TASK REQUIREMENTS: Could you output each line of the data that follows exactly?

ITEMS:

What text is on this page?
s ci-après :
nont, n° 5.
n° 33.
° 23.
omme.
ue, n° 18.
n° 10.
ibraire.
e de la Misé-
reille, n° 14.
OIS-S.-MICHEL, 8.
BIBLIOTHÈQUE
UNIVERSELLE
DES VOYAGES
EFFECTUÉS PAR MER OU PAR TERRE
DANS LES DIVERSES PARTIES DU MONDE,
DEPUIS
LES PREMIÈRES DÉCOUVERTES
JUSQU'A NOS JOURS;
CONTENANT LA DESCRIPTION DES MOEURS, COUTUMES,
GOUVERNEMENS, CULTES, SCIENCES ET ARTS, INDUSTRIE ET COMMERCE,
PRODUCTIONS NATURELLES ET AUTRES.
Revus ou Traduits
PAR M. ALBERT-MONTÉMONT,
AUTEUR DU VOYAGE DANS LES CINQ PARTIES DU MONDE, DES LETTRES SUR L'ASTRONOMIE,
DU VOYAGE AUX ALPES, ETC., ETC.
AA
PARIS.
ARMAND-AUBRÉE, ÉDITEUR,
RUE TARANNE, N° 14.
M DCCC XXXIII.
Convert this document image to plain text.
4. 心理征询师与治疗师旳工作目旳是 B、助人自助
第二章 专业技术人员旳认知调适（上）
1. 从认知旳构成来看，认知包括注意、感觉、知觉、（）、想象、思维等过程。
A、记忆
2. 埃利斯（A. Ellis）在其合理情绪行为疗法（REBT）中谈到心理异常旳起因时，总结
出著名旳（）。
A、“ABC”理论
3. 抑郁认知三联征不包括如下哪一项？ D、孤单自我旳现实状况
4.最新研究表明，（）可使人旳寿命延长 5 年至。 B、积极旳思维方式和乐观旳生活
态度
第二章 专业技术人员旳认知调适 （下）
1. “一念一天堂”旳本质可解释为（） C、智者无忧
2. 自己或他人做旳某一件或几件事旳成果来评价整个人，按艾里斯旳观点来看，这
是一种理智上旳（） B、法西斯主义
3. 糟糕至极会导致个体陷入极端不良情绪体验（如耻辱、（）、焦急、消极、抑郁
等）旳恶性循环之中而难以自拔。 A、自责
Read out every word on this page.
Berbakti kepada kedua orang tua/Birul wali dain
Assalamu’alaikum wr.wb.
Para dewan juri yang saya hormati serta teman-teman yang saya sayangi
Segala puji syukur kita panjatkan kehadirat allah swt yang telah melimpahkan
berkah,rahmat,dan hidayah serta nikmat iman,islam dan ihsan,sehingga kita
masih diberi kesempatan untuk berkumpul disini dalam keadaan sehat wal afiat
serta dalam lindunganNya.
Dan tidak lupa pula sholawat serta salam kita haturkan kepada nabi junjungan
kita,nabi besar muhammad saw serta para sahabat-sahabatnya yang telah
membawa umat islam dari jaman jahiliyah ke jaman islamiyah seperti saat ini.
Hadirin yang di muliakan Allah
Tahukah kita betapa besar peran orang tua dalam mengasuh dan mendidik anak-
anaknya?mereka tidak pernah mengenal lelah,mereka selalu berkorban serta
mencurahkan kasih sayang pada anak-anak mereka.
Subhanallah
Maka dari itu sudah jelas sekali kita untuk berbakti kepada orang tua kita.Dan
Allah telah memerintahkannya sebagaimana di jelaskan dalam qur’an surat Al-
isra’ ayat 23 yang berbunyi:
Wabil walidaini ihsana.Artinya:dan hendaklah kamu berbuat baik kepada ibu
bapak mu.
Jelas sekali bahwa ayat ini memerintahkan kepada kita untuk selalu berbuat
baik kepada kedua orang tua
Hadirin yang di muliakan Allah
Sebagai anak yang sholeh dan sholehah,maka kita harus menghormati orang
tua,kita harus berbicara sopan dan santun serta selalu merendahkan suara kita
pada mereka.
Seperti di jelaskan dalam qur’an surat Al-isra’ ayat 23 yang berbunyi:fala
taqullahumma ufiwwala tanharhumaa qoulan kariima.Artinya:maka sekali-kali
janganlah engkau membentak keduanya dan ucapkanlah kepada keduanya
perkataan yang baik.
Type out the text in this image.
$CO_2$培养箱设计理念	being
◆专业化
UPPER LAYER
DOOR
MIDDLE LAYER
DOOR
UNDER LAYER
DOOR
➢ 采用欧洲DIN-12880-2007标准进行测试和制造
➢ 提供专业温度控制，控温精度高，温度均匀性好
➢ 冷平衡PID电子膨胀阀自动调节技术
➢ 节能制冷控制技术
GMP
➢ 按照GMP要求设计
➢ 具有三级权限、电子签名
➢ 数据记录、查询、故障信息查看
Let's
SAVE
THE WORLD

TASK OUTPUT:
What text is on this page?
s ci-après :
nont, n° 5.
n° 33.
° 23.
omme.
ue, n° 18.
n° 10.
ibraire.
e de la Misé-
reille, n° 14.
OIS-S.-MICHEL, 8.
BIBLIOTHÈQUE
UNIVERSELLE
DES VOYAGES
EFFECTUÉS PAR MER OU PAR TERRE
DANS LES DIVERSES PARTIES DU MONDE,
DEPUIS
LES PREMIÈRES DÉCOUVERTES
JUSQU'A NOS JOURS;
CONTENANT LA DESCRIPTION DES MOEURS, COUTUMES,
GOUVERNEMENS, CULTES, SCIENCES ET ARTS, INDUSTRIE ET COMMERCE,
PRODUCTIONS NATURELLES ET AUTRES.
Revus ou Traduits
PAR M. ALBERT-MONTÉMONT,
AUTEUR DU VOYAGE DANS LES CINQ PARTIES DU MONDE, DES LETTRES SUR L'ASTRONOMIE,
DU VOYAGE AUX ALPES, ETC., ETC.
AA
PARIS.
ARMAND-AUBRÉE, ÉDITEUR,
RUE TARANNE, N° 14.
M DCCC XXXIII.
Convert this document image to plain text.
4. 心理征询师与治疗师旳工作目旳是 B、助人自助
第二章 专业技术人员旳认知调适（上）
1. 从认知旳构成来看，认知包括注意、感觉、知觉、（）、想象、思维等过程。
A、记忆
2. 埃利斯（A. Ellis）在其合理情绪行为疗法（REBT）中谈到心理异常旳起因时，总结
出著名旳（）。
A、“ABC”理论
3. 抑郁认知三联征不包括如下哪一项？ D、孤单自我旳现实状况
4.最新研究表明，（）可使人旳寿命延长 5 年至。 B、积极旳思维方式和乐观旳生活
态度
第二章 专业技术人员旳认知调适 （下）
1. “一念一天堂”旳本质可解释为（） C、智者无忧
2. 自己或他人做旳某一件或几件事旳成果来评价整个人，按艾里斯旳观点来看，这
是一种理智上旳（） B、法西斯主义
3. 糟糕至极会导致个体陷入极端不良情绪体验（如耻辱、（）、焦急、消极、抑郁
等）旳恶性循环之中而难以自拔。 A、自责
Read out every word on this page.
Berbakti kepada kedua orang tua/Birul wali dain
Assalamu’alaikum wr.wb.
Para dewan juri yang saya hormati serta teman-teman yang saya sayangi
Segala puji syukur kita panjatkan kehadirat allah swt yang telah melimpahkan
berkah,rahmat,dan hidayah serta nikmat iman,islam dan ihsan,sehingga kita
masih diberi kesempatan untuk berkumpul disini dalam keadaan sehat wal afiat
serta dalam lindunganNya.
Dan tidak lupa pula sholawat serta salam kita haturkan kepada nabi junjungan
kita,nabi besar muhammad saw serta para sahabat-sahabatnya yang telah
membawa umat islam dari jaman jahiliyah ke jaman islamiyah seperti saat ini.
Hadirin yang di muliakan Allah
Tahukah kita betapa besar peran orang tua dalam mengasuh dan mendidik anak-
anaknya?mereka tidak pernah mengenal lelah,mereka selalu berkorban serta
mencurahkan kasih sayang pada anak-anak mereka.
Subhanallah
Maka dari itu sudah jelas sekali kita untuk berbakti kepada orang tua kita.Dan
Allah telah memerintahkannya sebagaimana di jelaskan dalam qur’an surat Al-
isra’ ayat 23 yang berbunyi:
Wabil walidaini ihsana.Artinya:dan hendaklah kamu berbuat baik kepada ibu
bapak mu.
Jelas sekali bahwa ayat ini memerintahkan kepada kita untuk selalu berbuat
baik kepada kedua orang tua
Hadirin yang di muliakan Allah
Sebagai anak yang sholeh dan sholehah,maka kita harus menghormati orang
tua,kita harus berbicara sopan dan santun serta selalu merendahkan suara kita
pada mereka.
Seperti di jelaskan dalam qur’an surat Al-isra’ ayat 23 yang berbunyi:fala
taqullahumma ufiwwala tanharhumaa qoulan kariima.Artinya:maka sekali-kali
janganlah engkau membentak keduanya dan ucapkanlah kepada keduanya
perkataan yang baik.
Type out the text in this image.
$CO_2$培养箱设计理念	being
◆专业化
UPPER LAYER
DOOR
MIDDLE LAYER
DOOR
UNDER LAYER
DOOR
➢ 采用欧洲DIN-12880-2007标准进行测试和制造
➢ 提供专业温度控制，控温精度高，温度均匀性好
➢ 冷平衡PID电子膨胀阀自动调节技术
➢ 节能制冷控制技术
GMP
➢ 按照GMP要求设计
➢ 具有三级权限、电子签名
➢ 数据记录、查询、故障信息查看
Let's
SAVE
THE WORLD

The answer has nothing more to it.